[start TASK MATERIAL]

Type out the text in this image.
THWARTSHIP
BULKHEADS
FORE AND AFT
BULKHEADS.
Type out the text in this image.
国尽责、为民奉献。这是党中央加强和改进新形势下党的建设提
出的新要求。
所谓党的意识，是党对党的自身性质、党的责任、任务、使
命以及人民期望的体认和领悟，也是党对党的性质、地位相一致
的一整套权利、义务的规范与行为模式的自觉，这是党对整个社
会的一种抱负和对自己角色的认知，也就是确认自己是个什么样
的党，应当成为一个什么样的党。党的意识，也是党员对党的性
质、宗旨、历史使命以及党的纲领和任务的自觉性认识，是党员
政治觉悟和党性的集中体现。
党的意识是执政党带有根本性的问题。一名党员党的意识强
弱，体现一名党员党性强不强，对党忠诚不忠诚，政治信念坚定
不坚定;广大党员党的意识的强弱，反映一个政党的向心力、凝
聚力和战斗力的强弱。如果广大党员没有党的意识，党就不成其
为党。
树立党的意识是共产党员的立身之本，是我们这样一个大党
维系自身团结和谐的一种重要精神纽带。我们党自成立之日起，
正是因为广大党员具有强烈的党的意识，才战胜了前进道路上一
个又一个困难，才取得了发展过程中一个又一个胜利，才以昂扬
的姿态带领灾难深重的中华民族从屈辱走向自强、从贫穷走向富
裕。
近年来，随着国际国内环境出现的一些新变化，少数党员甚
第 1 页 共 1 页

[end TASK MATERIAL]

(THE TASK) Return every line exactly.

(RIGHT ANSWER)
Type out the text in this image.
THWARTSHIP
BULKHEADS
FORE AND AFT
BULKHEADS.
Type out the text in this image.
国尽责、为民奉献。这是党中央加强和改进新形势下党的建设提
出的新要求。
所谓党的意识，是党对党的自身性质、党的责任、任务、使
命以及人民期望的体认和领悟，也是党对党的性质、地位相一致
的一整套权利、义务的规范与行为模式的自觉，这是党对整个社
会的一种抱负和对自己角色的认知，也就是确认自己是个什么样
的党，应当成为一个什么样的党。党的意识，也是党员对党的性
质、宗旨、历史使命以及党的纲领和任务的自觉性认识，是党员
政治觉悟和党性的集中体现。
党的意识是执政党带有根本性的问题。一名党员党的意识强
弱，体现一名党员党性强不强，对党忠诚不忠诚，政治信念坚定
不坚定;广大党员党的意识的强弱，反映一个政党的向心力、凝
聚力和战斗力的强弱。如果广大党员没有党的意识，党就不成其
为党。
树立党的意识是共产党员的立身之本，是我们这样一个大党
维系自身团结和谐的一种重要精神纽带。我们党自成立之日起，
正是因为广大党员具有强烈的党的意识，才战胜了前进道路上一
个又一个困难，才取得了发展过程中一个又一个胜利，才以昂扬
的姿态带领灾难深重的中华民族从屈辱走向自强、从贫穷走向富
裕。
近年来，随着国际国内环境出现的一些新变化，少数党员甚
第 1 页 共 1 页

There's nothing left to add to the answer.